Input for this task
· · · · ·
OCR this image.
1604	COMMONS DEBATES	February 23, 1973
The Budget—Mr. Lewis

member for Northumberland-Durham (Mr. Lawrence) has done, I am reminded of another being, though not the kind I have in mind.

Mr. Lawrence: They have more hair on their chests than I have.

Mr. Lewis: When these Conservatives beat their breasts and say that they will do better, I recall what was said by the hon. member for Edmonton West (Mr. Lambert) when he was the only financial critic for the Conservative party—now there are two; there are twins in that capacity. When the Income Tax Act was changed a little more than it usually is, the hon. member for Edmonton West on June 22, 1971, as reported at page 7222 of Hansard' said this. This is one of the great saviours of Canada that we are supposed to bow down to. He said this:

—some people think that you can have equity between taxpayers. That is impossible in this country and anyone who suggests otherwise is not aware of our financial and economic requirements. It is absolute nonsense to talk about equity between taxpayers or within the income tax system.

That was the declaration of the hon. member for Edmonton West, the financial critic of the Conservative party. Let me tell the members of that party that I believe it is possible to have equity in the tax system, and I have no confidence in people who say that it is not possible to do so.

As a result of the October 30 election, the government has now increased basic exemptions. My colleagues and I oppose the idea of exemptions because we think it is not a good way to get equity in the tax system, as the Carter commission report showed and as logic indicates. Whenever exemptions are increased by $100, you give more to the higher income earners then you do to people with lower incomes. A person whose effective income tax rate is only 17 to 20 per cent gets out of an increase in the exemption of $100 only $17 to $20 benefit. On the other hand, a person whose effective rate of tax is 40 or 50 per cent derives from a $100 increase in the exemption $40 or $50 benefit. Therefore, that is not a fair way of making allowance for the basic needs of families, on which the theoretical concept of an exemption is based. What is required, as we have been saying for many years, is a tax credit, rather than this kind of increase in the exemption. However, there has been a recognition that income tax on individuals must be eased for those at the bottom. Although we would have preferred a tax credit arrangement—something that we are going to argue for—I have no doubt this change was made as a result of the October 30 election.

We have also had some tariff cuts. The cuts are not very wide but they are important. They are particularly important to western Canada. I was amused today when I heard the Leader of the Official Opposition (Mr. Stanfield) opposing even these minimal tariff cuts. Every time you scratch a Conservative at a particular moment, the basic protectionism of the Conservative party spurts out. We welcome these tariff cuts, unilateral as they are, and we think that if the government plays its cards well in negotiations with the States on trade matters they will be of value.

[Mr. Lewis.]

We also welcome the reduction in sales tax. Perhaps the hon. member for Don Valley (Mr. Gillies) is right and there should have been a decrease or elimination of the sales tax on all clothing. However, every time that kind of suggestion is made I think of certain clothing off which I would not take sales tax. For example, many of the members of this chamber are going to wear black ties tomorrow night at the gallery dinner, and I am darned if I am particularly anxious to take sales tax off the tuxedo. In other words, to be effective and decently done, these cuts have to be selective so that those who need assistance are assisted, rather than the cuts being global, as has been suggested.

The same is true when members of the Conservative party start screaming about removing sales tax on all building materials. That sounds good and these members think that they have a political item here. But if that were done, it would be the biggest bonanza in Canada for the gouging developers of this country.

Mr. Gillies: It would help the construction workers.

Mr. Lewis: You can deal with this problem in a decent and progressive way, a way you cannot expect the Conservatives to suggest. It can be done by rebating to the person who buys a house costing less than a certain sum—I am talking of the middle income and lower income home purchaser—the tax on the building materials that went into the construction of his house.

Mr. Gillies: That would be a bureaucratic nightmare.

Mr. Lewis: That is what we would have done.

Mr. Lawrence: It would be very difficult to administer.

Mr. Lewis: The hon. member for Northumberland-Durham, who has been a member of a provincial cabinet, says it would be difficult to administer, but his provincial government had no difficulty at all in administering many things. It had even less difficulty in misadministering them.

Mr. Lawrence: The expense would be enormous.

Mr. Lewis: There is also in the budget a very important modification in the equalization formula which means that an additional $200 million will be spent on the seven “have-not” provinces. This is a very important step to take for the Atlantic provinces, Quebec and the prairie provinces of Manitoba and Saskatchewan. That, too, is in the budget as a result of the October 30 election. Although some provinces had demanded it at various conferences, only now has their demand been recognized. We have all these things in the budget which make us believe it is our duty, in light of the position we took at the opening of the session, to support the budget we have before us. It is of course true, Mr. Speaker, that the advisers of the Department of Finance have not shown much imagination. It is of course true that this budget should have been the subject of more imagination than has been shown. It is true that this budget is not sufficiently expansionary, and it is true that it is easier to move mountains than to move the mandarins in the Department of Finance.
· · · · ·
Requirement
Output the full listing without altering anything.

Full response
OCR this image.
1604	COMMONS DEBATES	February 23, 1973
The Budget—Mr. Lewis

member for Northumberland-Durham (Mr. Lawrence) has done, I am reminded of another being, though not the kind I have in mind.

Mr. Lawrence: They have more hair on their chests than I have.

Mr. Lewis: When these Conservatives beat their breasts and say that they will do better, I recall what was said by the hon. member for Edmonton West (Mr. Lambert) when he was the only financial critic for the Conservative party—now there are two; there are twins in that capacity. When the Income Tax Act was changed a little more than it usually is, the hon. member for Edmonton West on June 22, 1971, as reported at page 7222 of Hansard' said this. This is one of the great saviours of Canada that we are supposed to bow down to. He said this:

—some people think that you can have equity between taxpayers. That is impossible in this country and anyone who suggests otherwise is not aware of our financial and economic requirements. It is absolute nonsense to talk about equity between taxpayers or within the income tax system.

That was the declaration of the hon. member for Edmonton West, the financial critic of the Conservative party. Let me tell the members of that party that I believe it is possible to have equity in the tax system, and I have no confidence in people who say that it is not possible to do so.

As a result of the October 30 election, the government has now increased basic exemptions. My colleagues and I oppose the idea of exemptions because we think it is not a good way to get equity in the tax system, as the Carter commission report showed and as logic indicates. Whenever exemptions are increased by $100, you give more to the higher income earners then you do to people with lower incomes. A person whose effective income tax rate is only 17 to 20 per cent gets out of an increase in the exemption of $100 only $17 to $20 benefit. On the other hand, a person whose effective rate of tax is 40 or 50 per cent derives from a $100 increase in the exemption $40 or $50 benefit. Therefore, that is not a fair way of making allowance for the basic needs of families, on which the theoretical concept of an exemption is based. What is required, as we have been saying for many years, is a tax credit, rather than this kind of increase in the exemption. However, there has been a recognition that income tax on individuals must be eased for those at the bottom. Although we would have preferred a tax credit arrangement—something that we are going to argue for—I have no doubt this change was made as a result of the October 30 election.

We have also had some tariff cuts. The cuts are not very wide but they are important. They are particularly important to western Canada. I was amused today when I heard the Leader of the Official Opposition (Mr. Stanfield) opposing even these minimal tariff cuts. Every time you scratch a Conservative at a particular moment, the basic protectionism of the Conservative party spurts out. We welcome these tariff cuts, unilateral as they are, and we think that if the government plays its cards well in negotiations with the States on trade matters they will be of value.

[Mr. Lewis.]

We also welcome the reduction in sales tax. Perhaps the hon. member for Don Valley (Mr. Gillies) is right and there should have been a decrease or elimination of the sales tax on all clothing. However, every time that kind of suggestion is made I think of certain clothing off which I would not take sales tax. For example, many of the members of this chamber are going to wear black ties tomorrow night at the gallery dinner, and I am darned if I am particularly anxious to take sales tax off the tuxedo. In other words, to be effective and decently done, these cuts have to be selective so that those who need assistance are assisted, rather than the cuts being global, as has been suggested.

The same is true when members of the Conservative party start screaming about removing sales tax on all building materials. That sounds good and these members think that they have a political item here. But if that were done, it would be the biggest bonanza in Canada for the gouging developers of this country.

Mr. Gillies: It would help the construction workers.

Mr. Lewis: You can deal with this problem in a decent and progressive way, a way you cannot expect the Conservatives to suggest. It can be done by rebating to the person who buys a house costing less than a certain sum—I am talking of the middle income and lower income home purchaser—the tax on the building materials that went into the construction of his house.

Mr. Gillies: That would be a bureaucratic nightmare.

Mr. Lewis: That is what we would have done.

Mr. Lawrence: It would be very difficult to administer.

Mr. Lewis: The hon. member for Northumberland-Durham, who has been a member of a provincial cabinet, says it would be difficult to administer, but his provincial government had no difficulty at all in administering many things. It had even less difficulty in misadministering them.

Mr. Lawrence: The expense would be enormous.

Mr. Lewis: There is also in the budget a very important modification in the equalization formula which means that an additional $200 million will be spent on the seven “have-not” provinces. This is a very important step to take for the Atlantic provinces, Quebec and the prairie provinces of Manitoba and Saskatchewan. That, too, is in the budget as a result of the October 30 election. Although some provinces had demanded it at various conferences, only now has their demand been recognized. We have all these things in the budget which make us believe it is our duty, in light of the position we took at the opening of the session, to support the budget we have before us. It is of course true, Mr. Speaker, that the advisers of the Department of Finance have not shown much imagination. It is of course true that this budget should have been the subject of more imagination than has been shown. It is true that this budget is not sufficiently expansionary, and it is true that it is easier to move mountains than to move the mandarins in the Department of Finance.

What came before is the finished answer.